GIVEN EXERCISE:
Pictures stay out of the copy; set down each line of the listing below exactly.

DATASET CONTENT:
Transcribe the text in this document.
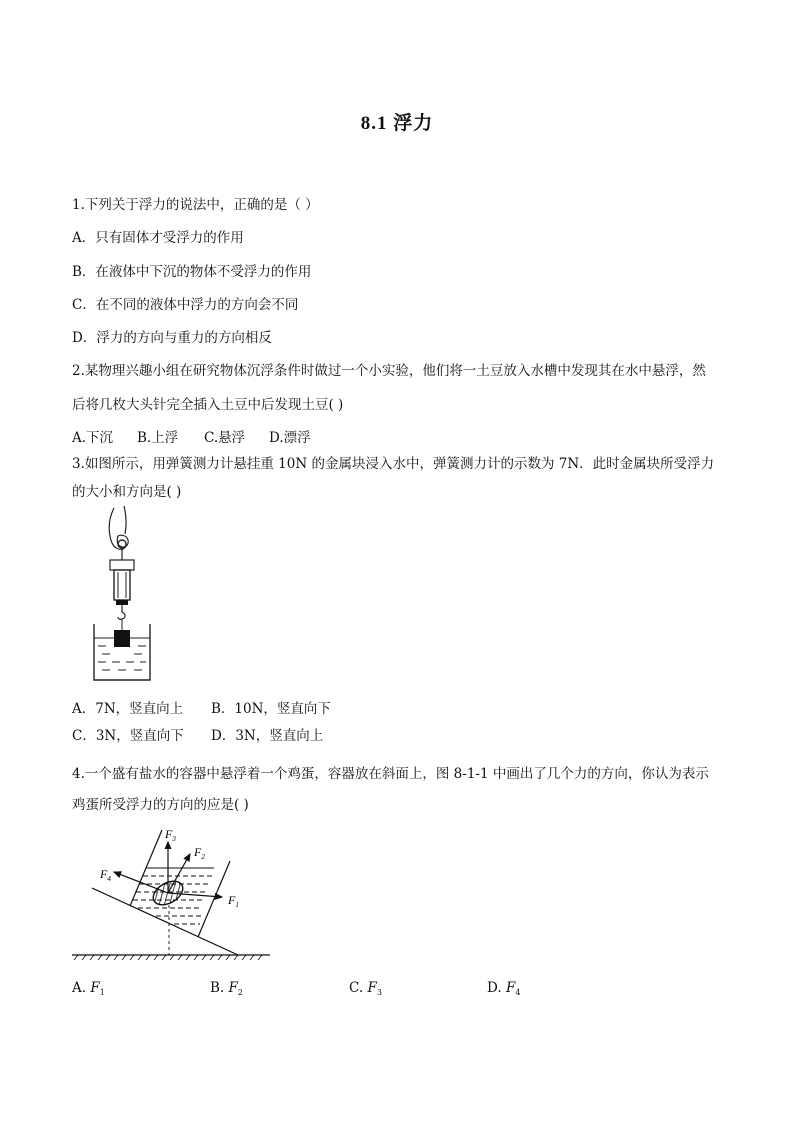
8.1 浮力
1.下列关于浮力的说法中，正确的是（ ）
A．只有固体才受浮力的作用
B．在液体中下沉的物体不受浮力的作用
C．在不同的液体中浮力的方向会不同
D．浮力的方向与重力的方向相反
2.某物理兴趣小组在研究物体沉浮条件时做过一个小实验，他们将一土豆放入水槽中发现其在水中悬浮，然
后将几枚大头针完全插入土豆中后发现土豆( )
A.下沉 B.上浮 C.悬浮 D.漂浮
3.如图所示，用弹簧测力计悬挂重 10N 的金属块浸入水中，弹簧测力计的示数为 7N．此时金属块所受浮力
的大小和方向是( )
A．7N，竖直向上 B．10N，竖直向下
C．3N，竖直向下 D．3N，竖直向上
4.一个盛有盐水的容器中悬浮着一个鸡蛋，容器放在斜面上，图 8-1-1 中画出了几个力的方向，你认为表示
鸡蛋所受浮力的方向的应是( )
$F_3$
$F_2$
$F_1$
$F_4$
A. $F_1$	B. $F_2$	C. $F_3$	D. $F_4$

REPLY TO THE EXERCISE:
Transcribe the text in this document.
8.1 浮力
1.下列关于浮力的说法中，正确的是（ ）
A．只有固体才受浮力的作用
B．在液体中下沉的物体不受浮力的作用
C．在不同的液体中浮力的方向会不同
D．浮力的方向与重力的方向相反
2.某物理兴趣小组在研究物体沉浮条件时做过一个小实验，他们将一土豆放入水槽中发现其在水中悬浮，然
后将几枚大头针完全插入土豆中后发现土豆( )
A.下沉 B.上浮 C.悬浮 D.漂浮
3.如图所示，用弹簧测力计悬挂重 10N 的金属块浸入水中，弹簧测力计的示数为 7N．此时金属块所受浮力
的大小和方向是( )
A．7N，竖直向上 B．10N，竖直向下
C．3N，竖直向下 D．3N，竖直向上
4.一个盛有盐水的容器中悬浮着一个鸡蛋，容器放在斜面上，图 8-1-1 中画出了几个力的方向，你认为表示
鸡蛋所受浮力的方向的应是( )
$F_3$
$F_2$
$F_1$
$F_4$
A. $F_1$	B. $F_2$	C. $F_3$	D. $F_4$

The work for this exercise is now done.